(Text block)

Iceland has finally settled the £2.5m tax bill it received for taking 800 senior staff on a trip to Disney World in Florida.It was branded “a nit-picking attack on fun” by Iceland boss Malcolm Walker, but the retailer has finally settled the £2.5m tax bill it received for taking 800 senior staff on a trip to Disney World in Florida. “We’ve since settled that bill with the Inland Revenue and we’re very happy with the outcome,” the Iceland founder disclosed in an interview.

Sainsbury's is to abandon the sale of CDs, DVDs, and books through the internet in an admission of the difficulties facing retailers trying to sell physical media online. The supermarket retailer will stop taking online orders for physical media products from the end of February. The move is a boost to high street entertainment retailers such as HMV, but underlines how difficult it is to sell CDs, DVDs, games and books at a profit over the internet.

Marks and Spencer set to report third poor Christmas in a row. M & S has suffered its third disappointing Christmas in a row with a much-vaunted revamp of its clothing range failing to stop sales declining, figures are expected to show this week. The 130-year-old high street retailer is set to report a drop in general merchandise like-for-like sales of at least 0.5pc for December, with some analysts forecasting a 1.5pc drop. However, food sales are forecast to rise 2pc.

The luxury wallpaper and furnishings company majority-owned by the Chancellor’s family, has seen losses widen amid difficult market conditions. Osborne & Little, the luxury wallpaper and furnishings company majority-owned by the Chancellor’s family, has seen losses widen amid difficult market conditions. The international business, in which George Osborne owns a 15pc stake held in a blind trust, generated a loss before tax of £746,000 in the year to March, up from £268,000 in the prior year.

(End Text block)
(Data extract)

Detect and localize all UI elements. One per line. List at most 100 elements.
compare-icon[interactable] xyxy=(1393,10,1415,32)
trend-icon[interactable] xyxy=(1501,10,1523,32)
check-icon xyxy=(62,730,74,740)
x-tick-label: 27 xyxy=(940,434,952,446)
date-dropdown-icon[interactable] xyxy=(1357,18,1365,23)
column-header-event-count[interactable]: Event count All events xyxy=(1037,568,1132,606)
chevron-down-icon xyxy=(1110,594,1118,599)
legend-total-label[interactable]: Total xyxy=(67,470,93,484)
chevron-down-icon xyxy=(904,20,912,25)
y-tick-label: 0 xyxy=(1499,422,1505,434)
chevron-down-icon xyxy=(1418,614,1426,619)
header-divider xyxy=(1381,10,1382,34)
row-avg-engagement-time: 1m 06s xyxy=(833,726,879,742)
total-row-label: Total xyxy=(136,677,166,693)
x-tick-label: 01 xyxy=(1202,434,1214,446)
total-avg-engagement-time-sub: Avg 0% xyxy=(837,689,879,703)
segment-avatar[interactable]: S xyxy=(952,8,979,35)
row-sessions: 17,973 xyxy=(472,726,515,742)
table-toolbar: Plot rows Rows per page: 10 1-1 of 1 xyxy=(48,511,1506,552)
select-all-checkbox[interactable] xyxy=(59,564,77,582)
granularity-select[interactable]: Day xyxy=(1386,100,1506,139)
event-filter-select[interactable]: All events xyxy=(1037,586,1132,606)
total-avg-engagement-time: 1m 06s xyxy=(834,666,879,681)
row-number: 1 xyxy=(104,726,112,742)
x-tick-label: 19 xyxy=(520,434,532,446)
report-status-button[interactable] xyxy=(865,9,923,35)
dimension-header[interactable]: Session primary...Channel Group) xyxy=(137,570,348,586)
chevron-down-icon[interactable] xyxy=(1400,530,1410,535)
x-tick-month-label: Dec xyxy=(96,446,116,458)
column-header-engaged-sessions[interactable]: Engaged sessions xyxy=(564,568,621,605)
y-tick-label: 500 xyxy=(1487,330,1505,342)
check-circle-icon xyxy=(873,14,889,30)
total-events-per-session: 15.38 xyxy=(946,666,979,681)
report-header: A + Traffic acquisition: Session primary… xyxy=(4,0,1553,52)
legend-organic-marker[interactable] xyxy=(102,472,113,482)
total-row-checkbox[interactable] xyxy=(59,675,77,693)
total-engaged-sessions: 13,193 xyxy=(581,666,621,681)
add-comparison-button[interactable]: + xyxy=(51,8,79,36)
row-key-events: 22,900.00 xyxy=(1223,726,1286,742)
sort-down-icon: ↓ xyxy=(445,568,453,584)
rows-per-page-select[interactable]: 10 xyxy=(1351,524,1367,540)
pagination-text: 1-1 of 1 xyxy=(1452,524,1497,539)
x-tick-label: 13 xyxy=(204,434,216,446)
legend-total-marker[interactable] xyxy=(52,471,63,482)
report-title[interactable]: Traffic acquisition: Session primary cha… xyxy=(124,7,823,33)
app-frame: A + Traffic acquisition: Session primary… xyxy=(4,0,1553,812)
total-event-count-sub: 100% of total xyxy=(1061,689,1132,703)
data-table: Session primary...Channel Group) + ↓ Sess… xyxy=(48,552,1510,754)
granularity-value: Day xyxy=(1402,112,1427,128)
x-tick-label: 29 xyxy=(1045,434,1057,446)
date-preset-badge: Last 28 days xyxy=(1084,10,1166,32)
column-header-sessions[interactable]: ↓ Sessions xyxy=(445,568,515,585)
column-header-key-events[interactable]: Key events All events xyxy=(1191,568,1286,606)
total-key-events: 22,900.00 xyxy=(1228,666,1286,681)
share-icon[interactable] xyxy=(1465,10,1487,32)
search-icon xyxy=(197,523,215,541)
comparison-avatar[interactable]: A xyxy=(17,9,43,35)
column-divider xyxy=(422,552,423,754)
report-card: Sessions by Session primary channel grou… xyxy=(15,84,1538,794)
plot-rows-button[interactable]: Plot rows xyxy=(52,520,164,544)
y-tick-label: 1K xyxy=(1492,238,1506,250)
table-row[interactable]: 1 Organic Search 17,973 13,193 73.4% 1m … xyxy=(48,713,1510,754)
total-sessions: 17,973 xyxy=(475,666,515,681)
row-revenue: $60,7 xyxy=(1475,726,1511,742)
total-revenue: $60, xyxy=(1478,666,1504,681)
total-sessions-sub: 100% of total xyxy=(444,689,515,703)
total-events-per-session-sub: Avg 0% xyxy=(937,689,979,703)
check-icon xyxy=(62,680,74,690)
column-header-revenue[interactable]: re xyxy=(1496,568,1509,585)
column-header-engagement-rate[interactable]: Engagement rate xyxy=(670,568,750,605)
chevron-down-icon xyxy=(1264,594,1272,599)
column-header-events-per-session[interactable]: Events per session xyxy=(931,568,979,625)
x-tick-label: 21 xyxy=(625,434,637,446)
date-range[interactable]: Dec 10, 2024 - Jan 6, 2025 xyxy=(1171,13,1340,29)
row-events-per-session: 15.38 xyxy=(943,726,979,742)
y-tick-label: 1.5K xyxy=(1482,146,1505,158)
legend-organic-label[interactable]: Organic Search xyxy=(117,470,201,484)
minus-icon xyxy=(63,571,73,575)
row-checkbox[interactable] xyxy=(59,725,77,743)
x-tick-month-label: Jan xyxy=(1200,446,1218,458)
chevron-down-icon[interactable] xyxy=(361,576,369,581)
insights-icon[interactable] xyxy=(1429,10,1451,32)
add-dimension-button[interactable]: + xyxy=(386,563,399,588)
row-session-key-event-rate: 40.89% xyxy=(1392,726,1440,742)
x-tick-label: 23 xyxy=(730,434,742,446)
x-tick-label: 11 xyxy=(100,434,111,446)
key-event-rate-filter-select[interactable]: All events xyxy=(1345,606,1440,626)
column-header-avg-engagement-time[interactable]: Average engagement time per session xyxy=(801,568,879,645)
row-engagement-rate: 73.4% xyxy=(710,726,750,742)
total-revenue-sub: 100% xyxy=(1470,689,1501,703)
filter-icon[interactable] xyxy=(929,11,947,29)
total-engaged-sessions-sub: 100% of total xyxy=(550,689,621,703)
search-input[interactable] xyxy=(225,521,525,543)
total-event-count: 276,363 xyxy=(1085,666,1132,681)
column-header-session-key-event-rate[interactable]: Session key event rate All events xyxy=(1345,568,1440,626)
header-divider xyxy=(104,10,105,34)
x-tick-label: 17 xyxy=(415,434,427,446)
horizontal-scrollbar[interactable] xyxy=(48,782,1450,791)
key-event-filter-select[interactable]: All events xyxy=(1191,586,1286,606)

(End Data extract)

What this task involves
Reproduce the retail news briefs above in full, word for word.

Response
Iceland has finally settled the £2.5m tax bill it received for taking 800 senior staff on a trip to Disney World in Florida.It was branded “a nit-picking attack on fun” by Iceland boss Malcolm Walker, but the retailer has finally settled the £2.5m tax bill it received for taking 800 senior staff on a trip to Disney World in Florida. “We’ve since settled that bill with the Inland Revenue and we’re very happy with the outcome,” the Iceland founder disclosed in an interview.

Sainsbury's is to abandon the sale of CDs, DVDs, and books through the internet in an admission of the difficulties facing retailers trying to sell physical media online. The supermarket retailer will stop taking online orders for physical media products from the end of February. The move is a boost to high street entertainment retailers such as HMV, but underlines how difficult it is to sell CDs, DVDs, games and books at a profit over the internet.

Marks and Spencer set to report third poor Christmas in a row. M & S has suffered its third disappointing Christmas in a row with a much-vaunted revamp of its clothing range failing to stop sales declining, figures are expected to show this week. The 130-year-old high street retailer is set to report a drop in general merchandise like-for-like sales of at least 0.5pc for December, with some analysts forecasting a 1.5pc drop. However, food sales are forecast to rise 2pc.

The luxury wallpaper and furnishings company majority-owned by the Chancellor’s family, has seen losses widen amid difficult market conditions. Osborne & Little, the luxury wallpaper and furnishings company majority-owned by the Chancellor’s family, has seen losses widen amid difficult market conditions. The international business, in which George Osborne owns a 15pc stake held in a blind trust, generated a loss before tax of £746,000 in the year to March, up from £268,000 in the prior year.